Requirements> Pull out every line in the data that has the string "participación" in it.

Data rows>
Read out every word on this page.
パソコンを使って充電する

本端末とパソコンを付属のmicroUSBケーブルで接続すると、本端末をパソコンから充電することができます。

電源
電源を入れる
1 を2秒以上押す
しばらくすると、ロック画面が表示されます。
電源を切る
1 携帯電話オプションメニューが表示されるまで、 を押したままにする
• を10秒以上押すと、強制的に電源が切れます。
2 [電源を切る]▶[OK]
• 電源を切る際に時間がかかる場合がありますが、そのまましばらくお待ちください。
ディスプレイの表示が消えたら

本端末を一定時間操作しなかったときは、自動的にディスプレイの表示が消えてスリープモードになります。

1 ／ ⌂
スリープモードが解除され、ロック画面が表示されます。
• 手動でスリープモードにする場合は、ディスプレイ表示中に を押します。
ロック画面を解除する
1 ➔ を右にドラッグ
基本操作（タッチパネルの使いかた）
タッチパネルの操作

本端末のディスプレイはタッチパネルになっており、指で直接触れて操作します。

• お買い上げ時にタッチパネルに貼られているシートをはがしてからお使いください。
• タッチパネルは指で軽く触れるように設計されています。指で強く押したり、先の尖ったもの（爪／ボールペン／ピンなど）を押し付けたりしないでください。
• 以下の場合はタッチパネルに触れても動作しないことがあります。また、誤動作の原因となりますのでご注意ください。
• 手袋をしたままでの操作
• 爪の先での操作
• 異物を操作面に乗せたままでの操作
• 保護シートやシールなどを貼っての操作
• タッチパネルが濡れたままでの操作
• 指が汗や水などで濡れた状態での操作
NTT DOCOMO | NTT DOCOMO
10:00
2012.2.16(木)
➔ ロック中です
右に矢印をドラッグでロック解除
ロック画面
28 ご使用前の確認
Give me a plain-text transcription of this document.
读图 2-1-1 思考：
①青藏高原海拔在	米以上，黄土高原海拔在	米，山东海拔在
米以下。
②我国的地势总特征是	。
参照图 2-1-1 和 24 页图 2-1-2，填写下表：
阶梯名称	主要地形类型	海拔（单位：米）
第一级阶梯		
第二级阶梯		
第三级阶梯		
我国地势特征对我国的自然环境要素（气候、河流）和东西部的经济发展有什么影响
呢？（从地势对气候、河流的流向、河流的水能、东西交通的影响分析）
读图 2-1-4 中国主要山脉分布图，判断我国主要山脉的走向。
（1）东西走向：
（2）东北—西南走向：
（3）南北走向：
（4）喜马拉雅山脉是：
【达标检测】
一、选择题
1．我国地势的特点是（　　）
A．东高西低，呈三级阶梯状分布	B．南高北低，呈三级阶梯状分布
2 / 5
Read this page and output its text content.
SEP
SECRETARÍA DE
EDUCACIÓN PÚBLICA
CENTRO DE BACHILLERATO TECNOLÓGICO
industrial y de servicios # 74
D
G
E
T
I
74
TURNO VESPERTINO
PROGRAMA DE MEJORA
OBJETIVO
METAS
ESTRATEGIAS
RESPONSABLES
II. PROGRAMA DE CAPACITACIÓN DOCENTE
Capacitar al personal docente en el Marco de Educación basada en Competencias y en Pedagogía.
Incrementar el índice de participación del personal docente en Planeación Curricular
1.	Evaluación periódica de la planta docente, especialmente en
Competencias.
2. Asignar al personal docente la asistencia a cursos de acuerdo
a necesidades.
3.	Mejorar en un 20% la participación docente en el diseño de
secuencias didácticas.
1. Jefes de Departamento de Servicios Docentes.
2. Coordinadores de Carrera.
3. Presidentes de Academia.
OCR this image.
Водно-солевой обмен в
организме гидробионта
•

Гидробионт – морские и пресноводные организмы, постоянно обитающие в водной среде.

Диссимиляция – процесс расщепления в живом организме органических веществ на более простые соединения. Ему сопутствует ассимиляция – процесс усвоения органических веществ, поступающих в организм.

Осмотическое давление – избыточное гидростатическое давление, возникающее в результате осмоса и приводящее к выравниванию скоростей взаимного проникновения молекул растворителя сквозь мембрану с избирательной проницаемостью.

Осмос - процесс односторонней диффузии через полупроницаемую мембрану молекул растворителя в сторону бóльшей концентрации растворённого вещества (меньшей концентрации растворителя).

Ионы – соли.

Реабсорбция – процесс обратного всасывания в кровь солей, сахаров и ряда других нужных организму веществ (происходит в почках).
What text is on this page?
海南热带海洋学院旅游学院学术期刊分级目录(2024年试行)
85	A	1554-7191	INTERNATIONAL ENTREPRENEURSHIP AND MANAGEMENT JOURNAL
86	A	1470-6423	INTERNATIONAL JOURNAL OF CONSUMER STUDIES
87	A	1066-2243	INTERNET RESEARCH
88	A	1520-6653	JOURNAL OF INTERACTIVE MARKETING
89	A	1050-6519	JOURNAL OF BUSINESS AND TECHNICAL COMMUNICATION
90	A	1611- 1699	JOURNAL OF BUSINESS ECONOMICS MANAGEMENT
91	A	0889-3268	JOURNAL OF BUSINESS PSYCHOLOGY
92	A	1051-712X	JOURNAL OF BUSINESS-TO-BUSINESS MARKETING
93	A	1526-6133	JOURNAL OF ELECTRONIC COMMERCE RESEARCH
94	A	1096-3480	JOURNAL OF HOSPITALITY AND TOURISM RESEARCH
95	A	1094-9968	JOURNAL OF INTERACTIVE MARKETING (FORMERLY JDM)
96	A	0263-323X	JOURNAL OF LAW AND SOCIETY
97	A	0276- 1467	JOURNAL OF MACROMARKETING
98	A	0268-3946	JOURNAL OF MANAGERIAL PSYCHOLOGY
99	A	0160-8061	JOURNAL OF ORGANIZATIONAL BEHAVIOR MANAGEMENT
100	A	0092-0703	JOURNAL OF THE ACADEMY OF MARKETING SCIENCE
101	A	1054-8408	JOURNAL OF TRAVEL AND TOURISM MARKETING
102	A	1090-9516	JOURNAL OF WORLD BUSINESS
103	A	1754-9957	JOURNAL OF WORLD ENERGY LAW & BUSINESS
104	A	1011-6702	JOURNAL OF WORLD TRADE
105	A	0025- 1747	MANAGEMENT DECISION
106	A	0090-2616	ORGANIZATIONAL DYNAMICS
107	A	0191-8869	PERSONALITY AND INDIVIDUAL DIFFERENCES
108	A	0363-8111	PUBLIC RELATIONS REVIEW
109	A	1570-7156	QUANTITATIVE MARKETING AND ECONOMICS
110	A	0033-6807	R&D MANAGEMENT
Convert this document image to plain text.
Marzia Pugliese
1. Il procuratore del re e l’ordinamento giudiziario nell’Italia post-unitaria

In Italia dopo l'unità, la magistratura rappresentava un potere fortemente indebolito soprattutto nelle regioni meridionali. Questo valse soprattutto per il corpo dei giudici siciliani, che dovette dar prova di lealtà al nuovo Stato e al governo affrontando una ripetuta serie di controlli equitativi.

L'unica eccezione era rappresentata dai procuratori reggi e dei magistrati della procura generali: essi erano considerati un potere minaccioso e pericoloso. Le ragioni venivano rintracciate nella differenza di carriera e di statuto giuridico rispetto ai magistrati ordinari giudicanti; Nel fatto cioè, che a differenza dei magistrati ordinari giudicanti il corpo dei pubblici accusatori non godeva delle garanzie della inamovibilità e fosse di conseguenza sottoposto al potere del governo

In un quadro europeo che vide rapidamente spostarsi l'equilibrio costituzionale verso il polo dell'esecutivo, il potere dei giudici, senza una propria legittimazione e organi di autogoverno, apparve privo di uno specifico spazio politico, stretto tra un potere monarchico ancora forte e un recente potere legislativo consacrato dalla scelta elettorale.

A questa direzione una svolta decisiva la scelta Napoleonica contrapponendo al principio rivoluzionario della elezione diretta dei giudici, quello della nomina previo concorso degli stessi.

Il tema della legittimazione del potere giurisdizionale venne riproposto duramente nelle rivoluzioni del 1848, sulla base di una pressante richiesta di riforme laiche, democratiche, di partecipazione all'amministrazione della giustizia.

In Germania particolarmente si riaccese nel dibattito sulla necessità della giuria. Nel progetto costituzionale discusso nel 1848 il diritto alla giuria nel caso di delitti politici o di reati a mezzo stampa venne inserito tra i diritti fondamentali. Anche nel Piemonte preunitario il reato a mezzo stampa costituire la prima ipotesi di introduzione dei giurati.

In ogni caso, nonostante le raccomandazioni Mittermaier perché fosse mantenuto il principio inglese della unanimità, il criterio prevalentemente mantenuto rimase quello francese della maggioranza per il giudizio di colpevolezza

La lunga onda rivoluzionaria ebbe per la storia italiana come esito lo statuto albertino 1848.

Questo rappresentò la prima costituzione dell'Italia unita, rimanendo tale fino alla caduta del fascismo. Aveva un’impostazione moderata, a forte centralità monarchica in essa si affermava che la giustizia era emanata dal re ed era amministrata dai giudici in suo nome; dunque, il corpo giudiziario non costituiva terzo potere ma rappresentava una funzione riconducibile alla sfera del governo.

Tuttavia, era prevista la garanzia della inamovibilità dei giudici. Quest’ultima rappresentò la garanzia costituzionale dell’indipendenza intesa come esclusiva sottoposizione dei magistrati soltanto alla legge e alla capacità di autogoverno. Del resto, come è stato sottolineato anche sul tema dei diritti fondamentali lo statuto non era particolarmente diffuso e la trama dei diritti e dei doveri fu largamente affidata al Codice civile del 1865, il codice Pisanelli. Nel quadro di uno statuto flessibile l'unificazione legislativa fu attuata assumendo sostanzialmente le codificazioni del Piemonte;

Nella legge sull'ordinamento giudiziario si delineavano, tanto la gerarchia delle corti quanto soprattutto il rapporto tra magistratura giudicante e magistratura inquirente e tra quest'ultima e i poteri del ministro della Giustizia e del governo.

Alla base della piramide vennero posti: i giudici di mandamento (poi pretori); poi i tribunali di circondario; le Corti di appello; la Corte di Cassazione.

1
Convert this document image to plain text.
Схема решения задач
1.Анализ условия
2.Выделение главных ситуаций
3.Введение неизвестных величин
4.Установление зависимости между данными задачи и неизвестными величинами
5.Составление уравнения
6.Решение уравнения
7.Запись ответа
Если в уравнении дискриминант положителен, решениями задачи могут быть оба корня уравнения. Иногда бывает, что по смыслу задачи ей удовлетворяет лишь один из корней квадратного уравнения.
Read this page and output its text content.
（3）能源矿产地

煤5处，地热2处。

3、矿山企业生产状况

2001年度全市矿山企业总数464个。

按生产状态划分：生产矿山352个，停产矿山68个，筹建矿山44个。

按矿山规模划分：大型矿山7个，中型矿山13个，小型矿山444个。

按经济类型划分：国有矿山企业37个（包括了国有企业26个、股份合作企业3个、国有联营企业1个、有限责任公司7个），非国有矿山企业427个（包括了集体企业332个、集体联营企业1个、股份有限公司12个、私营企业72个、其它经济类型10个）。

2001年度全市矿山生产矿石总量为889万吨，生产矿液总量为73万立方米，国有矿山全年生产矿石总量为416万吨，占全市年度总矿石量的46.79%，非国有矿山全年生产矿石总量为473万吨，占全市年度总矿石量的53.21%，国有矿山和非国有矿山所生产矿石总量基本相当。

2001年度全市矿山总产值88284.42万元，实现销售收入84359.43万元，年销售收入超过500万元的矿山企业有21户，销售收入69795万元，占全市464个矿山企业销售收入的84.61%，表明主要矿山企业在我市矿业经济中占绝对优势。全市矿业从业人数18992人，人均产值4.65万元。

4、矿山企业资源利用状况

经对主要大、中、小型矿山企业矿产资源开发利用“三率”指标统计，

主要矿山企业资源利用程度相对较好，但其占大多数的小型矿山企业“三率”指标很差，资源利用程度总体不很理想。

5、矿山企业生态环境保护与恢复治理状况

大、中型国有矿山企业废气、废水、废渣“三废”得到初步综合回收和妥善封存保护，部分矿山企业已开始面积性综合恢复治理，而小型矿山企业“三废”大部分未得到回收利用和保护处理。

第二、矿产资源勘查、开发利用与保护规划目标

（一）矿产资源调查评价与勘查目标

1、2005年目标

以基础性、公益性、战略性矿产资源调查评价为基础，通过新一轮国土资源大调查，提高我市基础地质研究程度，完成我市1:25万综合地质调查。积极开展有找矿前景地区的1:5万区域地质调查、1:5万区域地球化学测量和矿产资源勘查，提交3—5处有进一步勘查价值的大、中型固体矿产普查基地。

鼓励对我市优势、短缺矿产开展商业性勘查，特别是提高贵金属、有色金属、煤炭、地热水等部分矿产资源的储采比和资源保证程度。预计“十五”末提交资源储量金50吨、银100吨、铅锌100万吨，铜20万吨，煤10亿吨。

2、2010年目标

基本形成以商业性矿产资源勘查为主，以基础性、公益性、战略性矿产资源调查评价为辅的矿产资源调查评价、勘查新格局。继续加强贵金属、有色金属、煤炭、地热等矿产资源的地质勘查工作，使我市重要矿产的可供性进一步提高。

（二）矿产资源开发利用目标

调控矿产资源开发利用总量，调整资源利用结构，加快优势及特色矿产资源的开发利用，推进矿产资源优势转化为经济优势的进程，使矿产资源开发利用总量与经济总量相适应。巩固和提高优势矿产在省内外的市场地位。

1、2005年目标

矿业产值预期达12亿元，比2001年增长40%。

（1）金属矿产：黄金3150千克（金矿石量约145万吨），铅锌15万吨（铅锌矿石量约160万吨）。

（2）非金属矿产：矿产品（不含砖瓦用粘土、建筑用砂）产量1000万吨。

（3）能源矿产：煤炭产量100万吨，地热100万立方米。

Response>
Incrementar el índice de participación del personal docente en Planeación Curricular
3.	Mejorar en un 20% la participación docente en el diseño de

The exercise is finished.